DATA FOR THE TASK start

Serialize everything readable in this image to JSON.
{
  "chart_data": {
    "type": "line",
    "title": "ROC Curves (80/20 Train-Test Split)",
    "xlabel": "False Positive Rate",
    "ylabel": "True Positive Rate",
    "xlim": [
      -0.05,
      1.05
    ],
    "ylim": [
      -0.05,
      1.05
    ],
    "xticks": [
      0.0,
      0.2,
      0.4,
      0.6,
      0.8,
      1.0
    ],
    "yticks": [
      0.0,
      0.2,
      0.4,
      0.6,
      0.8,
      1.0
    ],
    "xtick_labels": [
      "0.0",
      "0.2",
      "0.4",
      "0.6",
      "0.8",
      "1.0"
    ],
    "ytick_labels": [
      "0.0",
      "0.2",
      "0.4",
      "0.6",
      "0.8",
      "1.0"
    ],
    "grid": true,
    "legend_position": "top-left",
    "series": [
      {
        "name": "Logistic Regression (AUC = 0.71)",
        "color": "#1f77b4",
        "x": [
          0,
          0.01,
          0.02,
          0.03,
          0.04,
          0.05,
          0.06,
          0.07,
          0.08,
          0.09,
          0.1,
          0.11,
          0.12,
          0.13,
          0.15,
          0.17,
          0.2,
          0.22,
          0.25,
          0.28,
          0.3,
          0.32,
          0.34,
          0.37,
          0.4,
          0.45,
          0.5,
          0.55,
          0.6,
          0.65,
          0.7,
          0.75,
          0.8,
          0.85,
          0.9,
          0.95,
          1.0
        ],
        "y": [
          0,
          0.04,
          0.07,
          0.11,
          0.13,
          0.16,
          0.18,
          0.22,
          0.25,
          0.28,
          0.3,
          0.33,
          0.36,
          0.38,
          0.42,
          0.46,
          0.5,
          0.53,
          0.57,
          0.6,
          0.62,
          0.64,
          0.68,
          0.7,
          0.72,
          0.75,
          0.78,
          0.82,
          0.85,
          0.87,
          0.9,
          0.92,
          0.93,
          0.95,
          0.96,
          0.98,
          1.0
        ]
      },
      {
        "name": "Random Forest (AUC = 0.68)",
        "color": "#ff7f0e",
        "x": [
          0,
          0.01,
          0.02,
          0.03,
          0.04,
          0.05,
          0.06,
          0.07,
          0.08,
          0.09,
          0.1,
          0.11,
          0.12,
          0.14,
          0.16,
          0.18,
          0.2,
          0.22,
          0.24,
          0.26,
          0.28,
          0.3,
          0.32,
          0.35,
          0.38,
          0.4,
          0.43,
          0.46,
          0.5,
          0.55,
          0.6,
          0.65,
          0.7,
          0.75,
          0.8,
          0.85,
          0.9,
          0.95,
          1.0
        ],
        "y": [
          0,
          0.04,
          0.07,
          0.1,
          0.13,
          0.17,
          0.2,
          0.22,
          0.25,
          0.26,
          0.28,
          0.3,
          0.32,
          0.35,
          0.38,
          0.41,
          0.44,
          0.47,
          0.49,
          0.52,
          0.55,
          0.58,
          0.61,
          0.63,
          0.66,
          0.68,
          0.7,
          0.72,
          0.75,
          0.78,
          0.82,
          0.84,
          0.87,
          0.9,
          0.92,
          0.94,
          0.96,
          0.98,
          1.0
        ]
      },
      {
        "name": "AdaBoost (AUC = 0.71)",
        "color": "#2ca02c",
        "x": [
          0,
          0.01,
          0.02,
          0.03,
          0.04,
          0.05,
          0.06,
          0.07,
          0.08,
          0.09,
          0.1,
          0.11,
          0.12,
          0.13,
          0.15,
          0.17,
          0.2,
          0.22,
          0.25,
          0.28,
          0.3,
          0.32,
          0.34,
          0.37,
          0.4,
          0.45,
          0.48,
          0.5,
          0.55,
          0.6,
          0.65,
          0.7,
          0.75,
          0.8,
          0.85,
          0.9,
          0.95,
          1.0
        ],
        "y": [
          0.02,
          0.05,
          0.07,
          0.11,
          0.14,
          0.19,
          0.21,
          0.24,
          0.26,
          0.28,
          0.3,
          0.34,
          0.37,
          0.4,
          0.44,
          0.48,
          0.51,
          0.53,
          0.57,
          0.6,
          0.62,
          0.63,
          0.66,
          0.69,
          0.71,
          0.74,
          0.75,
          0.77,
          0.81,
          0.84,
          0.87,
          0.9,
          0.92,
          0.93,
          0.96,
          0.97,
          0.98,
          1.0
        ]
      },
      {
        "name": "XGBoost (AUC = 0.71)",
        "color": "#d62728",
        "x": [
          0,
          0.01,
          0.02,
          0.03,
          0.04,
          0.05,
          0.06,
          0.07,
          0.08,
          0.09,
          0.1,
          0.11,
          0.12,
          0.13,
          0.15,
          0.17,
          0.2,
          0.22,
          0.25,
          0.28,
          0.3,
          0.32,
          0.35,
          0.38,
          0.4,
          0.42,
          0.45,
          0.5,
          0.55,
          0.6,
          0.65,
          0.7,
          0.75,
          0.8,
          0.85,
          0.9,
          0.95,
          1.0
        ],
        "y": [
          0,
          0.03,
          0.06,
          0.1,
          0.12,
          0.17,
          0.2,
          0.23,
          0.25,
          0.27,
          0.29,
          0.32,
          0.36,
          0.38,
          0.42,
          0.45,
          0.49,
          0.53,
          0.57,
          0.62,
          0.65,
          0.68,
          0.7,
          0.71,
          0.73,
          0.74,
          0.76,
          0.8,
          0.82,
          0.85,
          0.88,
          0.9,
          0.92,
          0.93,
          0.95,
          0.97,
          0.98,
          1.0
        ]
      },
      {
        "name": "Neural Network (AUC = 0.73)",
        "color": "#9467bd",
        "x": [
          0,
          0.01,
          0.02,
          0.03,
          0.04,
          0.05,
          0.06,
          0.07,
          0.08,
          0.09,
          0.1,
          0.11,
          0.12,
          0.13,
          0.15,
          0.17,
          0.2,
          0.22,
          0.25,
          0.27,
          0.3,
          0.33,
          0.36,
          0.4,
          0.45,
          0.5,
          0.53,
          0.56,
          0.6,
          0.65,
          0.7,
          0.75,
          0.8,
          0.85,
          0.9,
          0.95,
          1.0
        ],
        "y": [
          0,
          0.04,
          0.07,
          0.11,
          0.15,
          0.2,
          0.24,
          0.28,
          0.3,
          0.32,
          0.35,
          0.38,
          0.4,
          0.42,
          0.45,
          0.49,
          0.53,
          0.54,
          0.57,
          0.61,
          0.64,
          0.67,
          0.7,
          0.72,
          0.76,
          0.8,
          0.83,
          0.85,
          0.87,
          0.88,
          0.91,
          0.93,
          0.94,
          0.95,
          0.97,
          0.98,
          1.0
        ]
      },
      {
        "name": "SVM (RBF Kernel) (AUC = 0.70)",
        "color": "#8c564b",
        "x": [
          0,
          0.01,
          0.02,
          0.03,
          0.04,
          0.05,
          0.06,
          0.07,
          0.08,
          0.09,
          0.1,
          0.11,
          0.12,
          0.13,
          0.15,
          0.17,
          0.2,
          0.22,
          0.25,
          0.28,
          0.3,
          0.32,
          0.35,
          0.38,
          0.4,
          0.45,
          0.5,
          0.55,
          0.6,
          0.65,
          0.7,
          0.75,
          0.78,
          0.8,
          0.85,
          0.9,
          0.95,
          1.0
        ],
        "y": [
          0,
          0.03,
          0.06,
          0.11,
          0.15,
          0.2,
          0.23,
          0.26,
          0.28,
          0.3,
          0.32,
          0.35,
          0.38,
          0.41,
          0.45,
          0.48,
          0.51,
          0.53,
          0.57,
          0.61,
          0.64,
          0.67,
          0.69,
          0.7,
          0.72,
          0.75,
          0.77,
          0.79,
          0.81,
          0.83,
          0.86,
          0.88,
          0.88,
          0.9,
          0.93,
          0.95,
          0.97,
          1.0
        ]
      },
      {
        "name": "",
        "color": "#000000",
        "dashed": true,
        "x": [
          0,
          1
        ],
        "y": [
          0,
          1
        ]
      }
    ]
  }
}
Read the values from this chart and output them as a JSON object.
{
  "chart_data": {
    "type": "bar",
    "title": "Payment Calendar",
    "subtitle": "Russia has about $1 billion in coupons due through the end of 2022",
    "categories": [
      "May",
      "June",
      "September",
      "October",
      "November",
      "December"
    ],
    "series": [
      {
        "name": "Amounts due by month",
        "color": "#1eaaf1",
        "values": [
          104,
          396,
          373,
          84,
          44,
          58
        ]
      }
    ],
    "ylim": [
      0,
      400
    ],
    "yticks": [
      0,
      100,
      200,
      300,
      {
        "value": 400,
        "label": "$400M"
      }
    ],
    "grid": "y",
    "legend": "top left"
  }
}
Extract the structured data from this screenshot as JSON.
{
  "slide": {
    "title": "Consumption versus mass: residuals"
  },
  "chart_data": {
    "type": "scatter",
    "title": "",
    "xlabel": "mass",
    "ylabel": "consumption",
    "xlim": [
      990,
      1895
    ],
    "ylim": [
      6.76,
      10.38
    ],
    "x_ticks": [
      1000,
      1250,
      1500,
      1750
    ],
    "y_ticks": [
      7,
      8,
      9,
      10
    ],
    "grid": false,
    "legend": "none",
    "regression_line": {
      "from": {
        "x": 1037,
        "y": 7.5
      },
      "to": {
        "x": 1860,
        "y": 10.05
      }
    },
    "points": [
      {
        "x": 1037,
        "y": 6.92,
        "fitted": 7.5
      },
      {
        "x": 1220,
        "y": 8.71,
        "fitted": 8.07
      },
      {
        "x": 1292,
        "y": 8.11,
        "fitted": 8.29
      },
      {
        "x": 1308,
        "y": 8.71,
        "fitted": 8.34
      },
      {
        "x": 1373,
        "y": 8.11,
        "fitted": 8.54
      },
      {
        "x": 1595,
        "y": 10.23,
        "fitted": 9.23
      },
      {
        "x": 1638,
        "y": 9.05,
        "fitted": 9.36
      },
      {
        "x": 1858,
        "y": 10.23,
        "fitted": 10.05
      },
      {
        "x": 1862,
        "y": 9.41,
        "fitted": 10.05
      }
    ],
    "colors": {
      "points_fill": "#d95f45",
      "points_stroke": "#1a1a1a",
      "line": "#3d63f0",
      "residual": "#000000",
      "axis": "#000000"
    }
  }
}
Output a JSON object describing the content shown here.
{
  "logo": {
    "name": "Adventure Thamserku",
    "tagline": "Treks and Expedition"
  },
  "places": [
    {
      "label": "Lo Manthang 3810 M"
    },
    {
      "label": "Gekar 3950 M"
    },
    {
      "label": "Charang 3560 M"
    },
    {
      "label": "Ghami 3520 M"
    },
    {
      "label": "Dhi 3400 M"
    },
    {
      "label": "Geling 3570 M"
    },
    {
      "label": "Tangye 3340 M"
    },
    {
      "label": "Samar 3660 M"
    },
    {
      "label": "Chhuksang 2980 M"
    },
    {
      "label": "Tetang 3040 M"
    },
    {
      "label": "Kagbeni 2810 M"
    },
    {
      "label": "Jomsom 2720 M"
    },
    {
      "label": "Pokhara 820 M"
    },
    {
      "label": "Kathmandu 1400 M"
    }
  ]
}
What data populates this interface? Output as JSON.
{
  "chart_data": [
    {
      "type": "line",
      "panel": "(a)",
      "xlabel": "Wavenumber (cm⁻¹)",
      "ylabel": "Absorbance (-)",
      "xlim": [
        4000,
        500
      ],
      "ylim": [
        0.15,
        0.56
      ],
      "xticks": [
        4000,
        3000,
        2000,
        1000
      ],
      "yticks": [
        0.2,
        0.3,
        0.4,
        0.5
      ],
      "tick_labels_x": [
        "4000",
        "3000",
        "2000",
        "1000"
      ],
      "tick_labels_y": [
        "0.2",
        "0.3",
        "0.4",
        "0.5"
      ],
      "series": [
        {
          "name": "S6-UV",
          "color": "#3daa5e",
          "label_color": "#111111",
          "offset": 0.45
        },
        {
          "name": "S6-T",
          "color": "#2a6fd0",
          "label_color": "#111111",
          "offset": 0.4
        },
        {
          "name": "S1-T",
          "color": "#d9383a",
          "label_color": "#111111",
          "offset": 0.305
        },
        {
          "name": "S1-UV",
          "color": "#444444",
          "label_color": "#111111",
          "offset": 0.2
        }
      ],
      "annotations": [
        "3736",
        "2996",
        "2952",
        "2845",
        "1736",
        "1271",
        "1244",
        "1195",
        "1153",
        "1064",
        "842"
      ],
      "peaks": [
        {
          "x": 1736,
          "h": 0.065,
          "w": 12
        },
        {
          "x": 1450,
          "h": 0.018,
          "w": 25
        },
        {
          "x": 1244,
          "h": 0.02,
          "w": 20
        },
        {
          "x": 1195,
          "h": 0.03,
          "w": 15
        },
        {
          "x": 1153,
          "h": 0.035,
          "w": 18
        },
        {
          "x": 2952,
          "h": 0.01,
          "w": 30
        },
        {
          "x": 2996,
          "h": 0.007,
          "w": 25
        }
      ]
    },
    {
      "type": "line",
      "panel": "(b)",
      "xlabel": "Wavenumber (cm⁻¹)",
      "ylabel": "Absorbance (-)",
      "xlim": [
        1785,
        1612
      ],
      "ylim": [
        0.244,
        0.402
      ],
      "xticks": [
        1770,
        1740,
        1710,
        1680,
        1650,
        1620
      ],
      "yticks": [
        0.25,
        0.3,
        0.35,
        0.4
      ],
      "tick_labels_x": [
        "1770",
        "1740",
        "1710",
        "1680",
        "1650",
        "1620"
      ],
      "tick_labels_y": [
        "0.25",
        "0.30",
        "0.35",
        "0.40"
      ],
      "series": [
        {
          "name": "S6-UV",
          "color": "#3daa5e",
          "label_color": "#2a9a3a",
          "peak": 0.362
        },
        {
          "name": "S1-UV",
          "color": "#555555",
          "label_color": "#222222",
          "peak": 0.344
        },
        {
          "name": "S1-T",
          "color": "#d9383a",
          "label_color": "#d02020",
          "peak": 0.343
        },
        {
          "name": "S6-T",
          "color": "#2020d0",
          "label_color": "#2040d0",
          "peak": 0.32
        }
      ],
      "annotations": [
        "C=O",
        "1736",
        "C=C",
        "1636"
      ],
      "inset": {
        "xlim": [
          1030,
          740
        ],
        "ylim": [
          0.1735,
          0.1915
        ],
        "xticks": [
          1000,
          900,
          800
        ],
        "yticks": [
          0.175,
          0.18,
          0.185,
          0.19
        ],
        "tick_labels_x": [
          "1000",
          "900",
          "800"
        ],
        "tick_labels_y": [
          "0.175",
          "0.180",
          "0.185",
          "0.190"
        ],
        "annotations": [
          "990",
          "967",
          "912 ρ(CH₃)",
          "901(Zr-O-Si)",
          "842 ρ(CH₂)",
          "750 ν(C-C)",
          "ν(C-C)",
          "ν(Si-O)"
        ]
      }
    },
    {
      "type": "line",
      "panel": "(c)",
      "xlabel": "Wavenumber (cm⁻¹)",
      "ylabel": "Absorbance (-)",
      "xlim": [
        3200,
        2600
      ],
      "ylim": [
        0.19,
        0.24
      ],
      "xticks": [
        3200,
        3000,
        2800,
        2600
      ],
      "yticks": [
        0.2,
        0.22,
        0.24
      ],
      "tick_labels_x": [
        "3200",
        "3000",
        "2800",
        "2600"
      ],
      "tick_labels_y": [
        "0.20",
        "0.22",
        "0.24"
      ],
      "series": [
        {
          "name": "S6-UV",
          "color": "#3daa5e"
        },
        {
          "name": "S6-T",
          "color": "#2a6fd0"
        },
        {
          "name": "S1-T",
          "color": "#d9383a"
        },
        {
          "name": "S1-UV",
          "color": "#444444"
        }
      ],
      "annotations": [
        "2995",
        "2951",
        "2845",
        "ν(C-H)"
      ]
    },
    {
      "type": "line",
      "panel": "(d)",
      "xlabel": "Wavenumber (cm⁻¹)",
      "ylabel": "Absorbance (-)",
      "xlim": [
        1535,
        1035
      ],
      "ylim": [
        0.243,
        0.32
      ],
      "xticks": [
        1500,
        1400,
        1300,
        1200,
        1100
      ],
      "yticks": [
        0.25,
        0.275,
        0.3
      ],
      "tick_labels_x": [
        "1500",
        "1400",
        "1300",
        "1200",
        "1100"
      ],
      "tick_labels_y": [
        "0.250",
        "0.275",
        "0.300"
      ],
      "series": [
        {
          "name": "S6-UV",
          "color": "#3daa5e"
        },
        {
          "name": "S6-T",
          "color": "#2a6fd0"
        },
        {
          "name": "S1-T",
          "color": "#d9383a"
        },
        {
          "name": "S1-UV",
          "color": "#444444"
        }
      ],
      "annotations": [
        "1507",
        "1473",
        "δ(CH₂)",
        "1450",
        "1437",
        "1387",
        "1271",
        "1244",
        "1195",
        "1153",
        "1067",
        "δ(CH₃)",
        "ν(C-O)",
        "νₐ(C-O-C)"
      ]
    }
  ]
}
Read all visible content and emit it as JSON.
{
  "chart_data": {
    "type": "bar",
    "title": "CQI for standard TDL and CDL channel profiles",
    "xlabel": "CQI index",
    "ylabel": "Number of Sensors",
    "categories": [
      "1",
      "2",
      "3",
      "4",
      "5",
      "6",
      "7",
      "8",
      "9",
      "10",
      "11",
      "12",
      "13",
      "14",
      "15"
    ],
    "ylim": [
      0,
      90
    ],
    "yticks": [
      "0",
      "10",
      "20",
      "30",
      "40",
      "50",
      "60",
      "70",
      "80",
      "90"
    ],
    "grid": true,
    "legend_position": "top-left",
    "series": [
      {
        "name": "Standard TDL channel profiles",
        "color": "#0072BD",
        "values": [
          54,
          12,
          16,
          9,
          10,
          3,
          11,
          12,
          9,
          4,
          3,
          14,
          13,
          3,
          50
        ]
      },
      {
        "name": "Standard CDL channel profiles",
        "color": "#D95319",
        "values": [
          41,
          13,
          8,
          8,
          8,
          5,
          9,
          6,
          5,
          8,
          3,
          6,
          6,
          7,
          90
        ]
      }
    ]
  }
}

DATA FOR THE TASK end

_SET PROBLEM_.
Check each line above for the string "profiles", then copy the ones that have it.

_RESPONSE TO THIS EXERCISE_.
    "title": "CQI for standard TDL and CDL channel profiles",
        "name": "Standard TDL channel profiles",
        "name": "Standard CDL channel profiles",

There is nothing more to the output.